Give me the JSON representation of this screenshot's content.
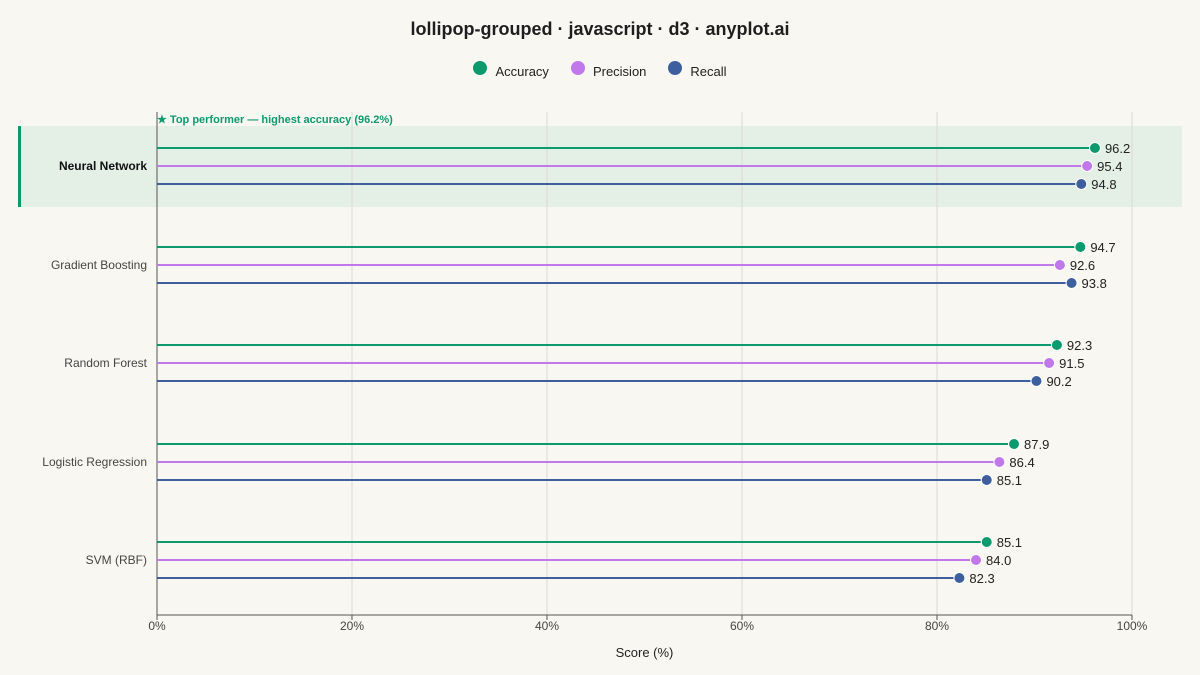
{
  "title": "lollipop-grouped · javascript · d3 · anyplot.ai",
  "legend": [
    {
      "name": "Accuracy",
      "color": "#0b9a6e"
    },
    {
      "name": "Precision",
      "color": "#c178ea"
    },
    {
      "name": "Recall",
      "color": "#3e5f9e"
    }
  ],
  "annotation": "★ Top performer — highest accuracy (96.2%)",
  "highlight_color": "#0b9a6e",
  "chart_data": {
    "type": "lollipop-grouped",
    "categories": [
      "Neural Network",
      "Gradient Boosting",
      "Random Forest",
      "Logistic Regression",
      "SVM (RBF)"
    ],
    "highlighted_category": "Neural Network",
    "series": [
      {
        "name": "Accuracy",
        "values": [
          96.2,
          94.7,
          92.3,
          87.9,
          85.1
        ]
      },
      {
        "name": "Precision",
        "values": [
          95.4,
          92.6,
          91.5,
          86.4,
          84.0
        ]
      },
      {
        "name": "Recall",
        "values": [
          94.8,
          93.8,
          90.2,
          85.1,
          82.3
        ]
      }
    ],
    "xlabel": "Score (%)",
    "ylabel": "",
    "xlim": [
      0,
      100
    ],
    "xticks": [
      "0%",
      "20%",
      "40%",
      "60%",
      "80%",
      "100%"
    ],
    "grid": true,
    "legend_position": "top-center"
  }
}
● ● ● ●
WHAT YOU ARE ASKED TO DO:
All of the records above must be copied exactly, except for the pictures.

PROBLEM SOLUTION:
Give me the JSON representation of this screenshot's content.
{
  "title": "lollipop-grouped · javascript · d3 · anyplot.ai",
  "legend": [
    {
      "name": "Accuracy",
      "color": "#0b9a6e"
    },
    {
      "name": "Precision",
      "color": "#c178ea"
    },
    {
      "name": "Recall",
      "color": "#3e5f9e"
    }
  ],
  "annotation": "★ Top performer — highest accuracy (96.2%)",
  "highlight_color": "#0b9a6e",
  "chart_data": {
    "type": "lollipop-grouped",
    "categories": [
      "Neural Network",
      "Gradient Boosting",
      "Random Forest",
      "Logistic Regression",
      "SVM (RBF)"
    ],
    "highlighted_category": "Neural Network",
    "series": [
      {
        "name": "Accuracy",
        "values": [
          96.2,
          94.7,
          92.3,
          87.9,
          85.1
        ]
      },
      {
        "name": "Precision",
        "values": [
          95.4,
          92.6,
          91.5,
          86.4,
          84.0
        ]
      },
      {
        "name": "Recall",
        "values": [
          94.8,
          93.8,
          90.2,
          85.1,
          82.3
        ]
      }
    ],
    "xlabel": "Score (%)",
    "ylabel": "",
    "xlim": [
      0,
      100
    ],
    "xticks": [
      "0%",
      "20%",
      "40%",
      "60%",
      "80%",
      "100%"
    ],
    "grid": true,
    "legend_position": "top-center"
  }
}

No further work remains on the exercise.